■ **SHORT TASK**:
Leave out the pictures and copy everything else in the entries exactly.
══════════
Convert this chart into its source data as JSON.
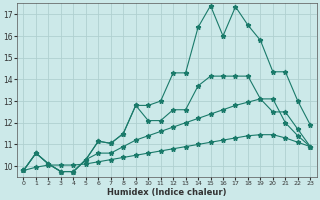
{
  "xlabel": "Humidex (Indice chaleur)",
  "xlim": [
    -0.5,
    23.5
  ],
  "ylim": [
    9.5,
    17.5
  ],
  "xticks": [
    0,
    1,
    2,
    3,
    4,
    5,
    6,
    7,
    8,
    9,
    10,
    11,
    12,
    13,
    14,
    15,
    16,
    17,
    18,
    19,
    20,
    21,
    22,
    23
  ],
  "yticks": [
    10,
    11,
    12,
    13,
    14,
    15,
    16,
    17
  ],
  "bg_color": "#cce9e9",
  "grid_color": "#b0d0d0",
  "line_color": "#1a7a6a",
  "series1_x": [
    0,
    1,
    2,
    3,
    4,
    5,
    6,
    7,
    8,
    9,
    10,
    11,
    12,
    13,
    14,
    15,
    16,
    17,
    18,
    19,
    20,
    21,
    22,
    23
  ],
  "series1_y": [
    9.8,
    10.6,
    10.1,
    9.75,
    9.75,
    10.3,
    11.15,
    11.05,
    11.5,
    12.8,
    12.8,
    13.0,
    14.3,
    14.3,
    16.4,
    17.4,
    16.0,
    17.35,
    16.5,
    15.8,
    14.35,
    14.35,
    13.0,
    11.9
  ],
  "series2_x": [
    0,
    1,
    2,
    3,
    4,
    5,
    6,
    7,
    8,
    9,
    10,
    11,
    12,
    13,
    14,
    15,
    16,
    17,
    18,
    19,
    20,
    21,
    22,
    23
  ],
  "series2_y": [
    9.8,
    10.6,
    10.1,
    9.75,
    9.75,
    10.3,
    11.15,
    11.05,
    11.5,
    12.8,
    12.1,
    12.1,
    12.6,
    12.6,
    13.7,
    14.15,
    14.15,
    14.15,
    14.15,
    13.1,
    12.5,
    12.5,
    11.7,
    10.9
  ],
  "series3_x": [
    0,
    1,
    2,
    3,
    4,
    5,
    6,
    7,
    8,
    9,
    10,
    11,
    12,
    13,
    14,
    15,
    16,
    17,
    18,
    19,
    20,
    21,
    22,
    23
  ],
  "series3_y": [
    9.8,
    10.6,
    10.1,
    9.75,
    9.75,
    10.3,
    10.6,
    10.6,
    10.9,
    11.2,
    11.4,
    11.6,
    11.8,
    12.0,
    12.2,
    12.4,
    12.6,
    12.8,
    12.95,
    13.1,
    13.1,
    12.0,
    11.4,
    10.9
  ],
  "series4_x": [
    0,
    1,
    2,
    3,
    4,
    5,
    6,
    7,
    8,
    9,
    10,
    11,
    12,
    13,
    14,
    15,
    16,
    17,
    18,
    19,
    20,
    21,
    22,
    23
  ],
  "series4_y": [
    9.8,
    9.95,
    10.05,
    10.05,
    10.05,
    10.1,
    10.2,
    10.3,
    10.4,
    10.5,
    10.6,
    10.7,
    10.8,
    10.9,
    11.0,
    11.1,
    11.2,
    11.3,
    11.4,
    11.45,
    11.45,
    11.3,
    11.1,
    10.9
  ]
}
══════════
■ **EXERCISE RESPONSE**:
Convert this chart into its source data as JSON.
{
  "xlabel": "Humidex (Indice chaleur)",
  "xlim": [
    -0.5,
    23.5
  ],
  "ylim": [
    9.5,
    17.5
  ],
  "xticks": [
    0,
    1,
    2,
    3,
    4,
    5,
    6,
    7,
    8,
    9,
    10,
    11,
    12,
    13,
    14,
    15,
    16,
    17,
    18,
    19,
    20,
    21,
    22,
    23
  ],
  "yticks": [
    10,
    11,
    12,
    13,
    14,
    15,
    16,
    17
  ],
  "bg_color": "#cce9e9",
  "grid_color": "#b0d0d0",
  "line_color": "#1a7a6a",
  "series1_x": [
    0,
    1,
    2,
    3,
    4,
    5,
    6,
    7,
    8,
    9,
    10,
    11,
    12,
    13,
    14,
    15,
    16,
    17,
    18,
    19,
    20,
    21,
    22,
    23
  ],
  "series1_y": [
    9.8,
    10.6,
    10.1,
    9.75,
    9.75,
    10.3,
    11.15,
    11.05,
    11.5,
    12.8,
    12.8,
    13.0,
    14.3,
    14.3,
    16.4,
    17.4,
    16.0,
    17.35,
    16.5,
    15.8,
    14.35,
    14.35,
    13.0,
    11.9
  ],
  "series2_x": [
    0,
    1,
    2,
    3,
    4,
    5,
    6,
    7,
    8,
    9,
    10,
    11,
    12,
    13,
    14,
    15,
    16,
    17,
    18,
    19,
    20,
    21,
    22,
    23
  ],
  "series2_y": [
    9.8,
    10.6,
    10.1,
    9.75,
    9.75,
    10.3,
    11.15,
    11.05,
    11.5,
    12.8,
    12.1,
    12.1,
    12.6,
    12.6,
    13.7,
    14.15,
    14.15,
    14.15,
    14.15,
    13.1,
    12.5,
    12.5,
    11.7,
    10.9
  ],
  "series3_x": [
    0,
    1,
    2,
    3,
    4,
    5,
    6,
    7,
    8,
    9,
    10,
    11,
    12,
    13,
    14,
    15,
    16,
    17,
    18,
    19,
    20,
    21,
    22,
    23
  ],
  "series3_y": [
    9.8,
    10.6,
    10.1,
    9.75,
    9.75,
    10.3,
    10.6,
    10.6,
    10.9,
    11.2,
    11.4,
    11.6,
    11.8,
    12.0,
    12.2,
    12.4,
    12.6,
    12.8,
    12.95,
    13.1,
    13.1,
    12.0,
    11.4,
    10.9
  ],
  "series4_x": [
    0,
    1,
    2,
    3,
    4,
    5,
    6,
    7,
    8,
    9,
    10,
    11,
    12,
    13,
    14,
    15,
    16,
    17,
    18,
    19,
    20,
    21,
    22,
    23
  ],
  "series4_y": [
    9.8,
    9.95,
    10.05,
    10.05,
    10.05,
    10.1,
    10.2,
    10.3,
    10.4,
    10.5,
    10.6,
    10.7,
    10.8,
    10.9,
    11.0,
    11.1,
    11.2,
    11.3,
    11.4,
    11.45,
    11.45,
    11.3,
    11.1,
    10.9
  ]
}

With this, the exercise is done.